>>>

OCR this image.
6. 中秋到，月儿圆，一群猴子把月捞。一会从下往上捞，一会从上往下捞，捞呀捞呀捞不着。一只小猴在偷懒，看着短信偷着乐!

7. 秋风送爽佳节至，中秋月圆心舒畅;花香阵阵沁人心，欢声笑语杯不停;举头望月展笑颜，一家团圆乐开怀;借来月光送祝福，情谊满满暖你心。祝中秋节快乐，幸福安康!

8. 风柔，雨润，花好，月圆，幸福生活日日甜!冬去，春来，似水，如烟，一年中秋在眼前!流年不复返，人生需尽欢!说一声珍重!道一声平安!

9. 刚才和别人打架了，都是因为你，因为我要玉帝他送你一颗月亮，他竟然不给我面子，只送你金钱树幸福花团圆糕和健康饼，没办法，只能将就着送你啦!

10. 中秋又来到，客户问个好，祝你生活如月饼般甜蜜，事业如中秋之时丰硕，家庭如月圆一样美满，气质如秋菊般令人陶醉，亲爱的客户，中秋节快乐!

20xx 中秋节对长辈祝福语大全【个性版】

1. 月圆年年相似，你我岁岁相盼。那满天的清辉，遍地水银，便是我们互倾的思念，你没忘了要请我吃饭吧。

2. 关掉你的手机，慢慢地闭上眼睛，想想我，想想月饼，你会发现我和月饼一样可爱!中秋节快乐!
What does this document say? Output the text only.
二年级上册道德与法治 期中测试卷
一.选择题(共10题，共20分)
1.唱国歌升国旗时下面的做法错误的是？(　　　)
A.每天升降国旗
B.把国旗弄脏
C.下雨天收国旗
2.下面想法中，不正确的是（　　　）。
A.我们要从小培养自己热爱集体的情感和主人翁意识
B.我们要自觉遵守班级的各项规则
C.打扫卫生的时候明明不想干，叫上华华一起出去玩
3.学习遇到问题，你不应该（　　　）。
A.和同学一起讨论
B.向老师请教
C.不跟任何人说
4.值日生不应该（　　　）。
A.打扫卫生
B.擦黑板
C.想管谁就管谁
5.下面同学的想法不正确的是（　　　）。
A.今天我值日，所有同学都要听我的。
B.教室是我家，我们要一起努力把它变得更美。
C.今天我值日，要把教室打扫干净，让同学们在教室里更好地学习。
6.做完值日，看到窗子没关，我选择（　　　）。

<<<

_Exercise_. Return the line that contains "What does this" and all lines after it, verbatim, and nothing else.

_Response to this exercise_.
What does this document say? Output the text only.
二年级上册道德与法治 期中测试卷
一.选择题(共10题，共20分)
1.唱国歌升国旗时下面的做法错误的是？(　　　)
A.每天升降国旗
B.把国旗弄脏
C.下雨天收国旗
2.下面想法中，不正确的是（　　　）。
A.我们要从小培养自己热爱集体的情感和主人翁意识
B.我们要自觉遵守班级的各项规则
C.打扫卫生的时候明明不想干，叫上华华一起出去玩
3.学习遇到问题，你不应该（　　　）。
A.和同学一起讨论
B.向老师请教
C.不跟任何人说
4.值日生不应该（　　　）。
A.打扫卫生
B.擦黑板
C.想管谁就管谁
5.下面同学的想法不正确的是（　　　）。
A.今天我值日，所有同学都要听我的。
B.教室是我家，我们要一起努力把它变得更美。
C.今天我值日，要把教室打扫干净，让同学们在教室里更好地学习。
6.做完值日，看到窗子没关，我选择（　　　）。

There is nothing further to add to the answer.